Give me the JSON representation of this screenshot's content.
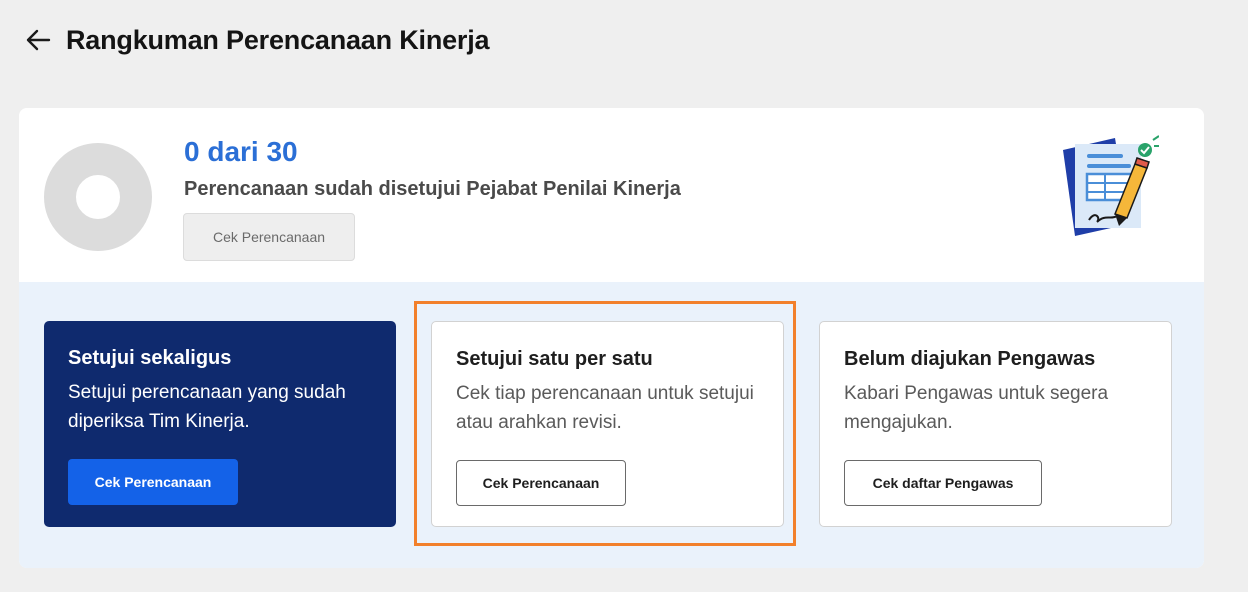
{
  "header": {
    "title": "Rangkuman Perencanaan Kinerja",
    "back_icon": "arrow-left-icon"
  },
  "summary": {
    "count_text": "0 dari 30",
    "approved": 0,
    "total": 30,
    "description": "Perencanaan sudah disetujui Pejabat Penilai Kinerja",
    "button_label": "Cek Perencanaan",
    "illustration_icon": "document-signature-icon"
  },
  "options": [
    {
      "title": "Setujui sekaligus",
      "description": "Setujui perencanaan yang sudah diperiksa Tim Kinerja.",
      "button_label": "Cek Perencanaan"
    },
    {
      "title": "Setujui satu per satu",
      "description": "Cek tiap perencanaan untuk setujui atau arahkan revisi.",
      "button_label": "Cek Perencanaan"
    },
    {
      "title": "Belum diajukan Pengawas",
      "description": "Kabari Pengawas untuk segera mengajukan.",
      "button_label": "Cek daftar Pengawas"
    }
  ],
  "colors": {
    "primary": "#1462e8",
    "navy": "#0f2a6e",
    "count_blue": "#2b6fd6",
    "highlight": "#f2802b",
    "section_bg": "#eaf2fb"
  }
}
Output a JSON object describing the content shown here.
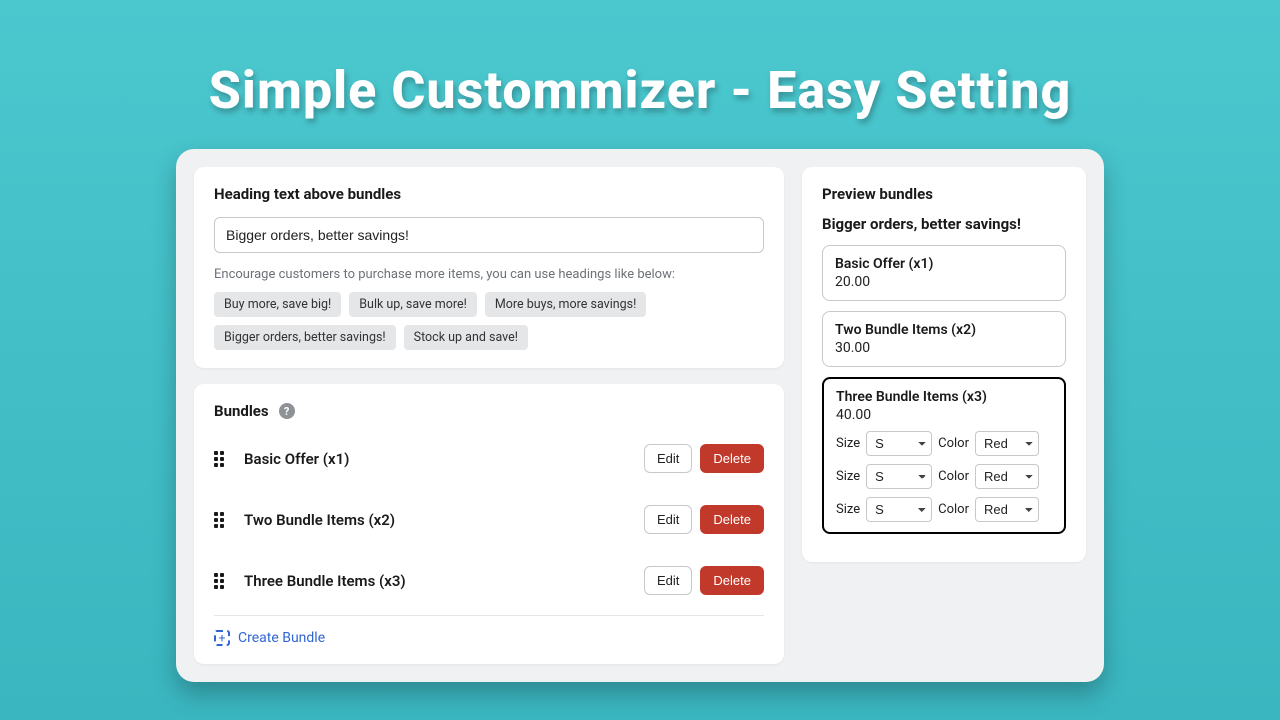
{
  "page_title": "Simple Custommizer -  Easy Setting",
  "heading_section": {
    "title": "Heading text above bundles",
    "input_value": "Bigger orders, better savings!",
    "hint": "Encourage customers to purchase more items, you can use headings like below:",
    "chips": [
      "Buy more, save big!",
      "Bulk up, save more!",
      "More buys, more savings!",
      "Bigger orders, better savings!",
      "Stock up and save!"
    ]
  },
  "bundles_section": {
    "title": "Bundles",
    "help": "?",
    "edit_label": "Edit",
    "delete_label": "Delete",
    "create_label": "Create Bundle",
    "items": [
      {
        "name": "Basic Offer (x1)"
      },
      {
        "name": "Two Bundle Items (x2)"
      },
      {
        "name": "Three Bundle Items (x3)"
      }
    ]
  },
  "preview": {
    "title": "Preview bundles",
    "heading": "Bigger orders, better savings!",
    "size_label": "Size",
    "color_label": "Color",
    "offers": [
      {
        "name": "Basic Offer (x1)",
        "price": "20.00"
      },
      {
        "name": "Two Bundle Items (x2)",
        "price": "30.00"
      },
      {
        "name": "Three Bundle Items (x3)",
        "price": "40.00"
      }
    ],
    "size_value": "S",
    "color_value": "Red"
  }
}
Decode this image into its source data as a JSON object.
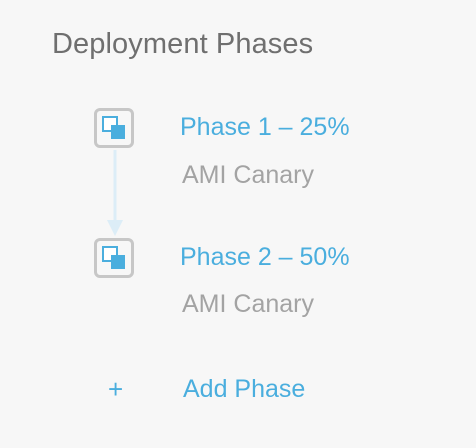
{
  "panel": {
    "title": "Deployment Phases"
  },
  "phases": [
    {
      "name": "Phase 1 – 25%",
      "subtitle": "AMI Canary",
      "icon": "phase-copy-icon"
    },
    {
      "name": "Phase 2 – 50%",
      "subtitle": "AMI Canary",
      "icon": "phase-copy-icon"
    }
  ],
  "add_phase": {
    "icon": "plus-icon",
    "symbol": "+",
    "label": "Add Phase"
  },
  "colors": {
    "accent": "#4aaede",
    "title": "#6f6f6f",
    "subtitle": "#a3a3a3",
    "icon_border": "#c7c7c7",
    "connector": "#dcedf7",
    "background": "#f7f7f7"
  }
}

**Goal of the exercise:**
In the records above, how many lines include the string "content"? Answer with only the number.

**Reply to the exercise:**
2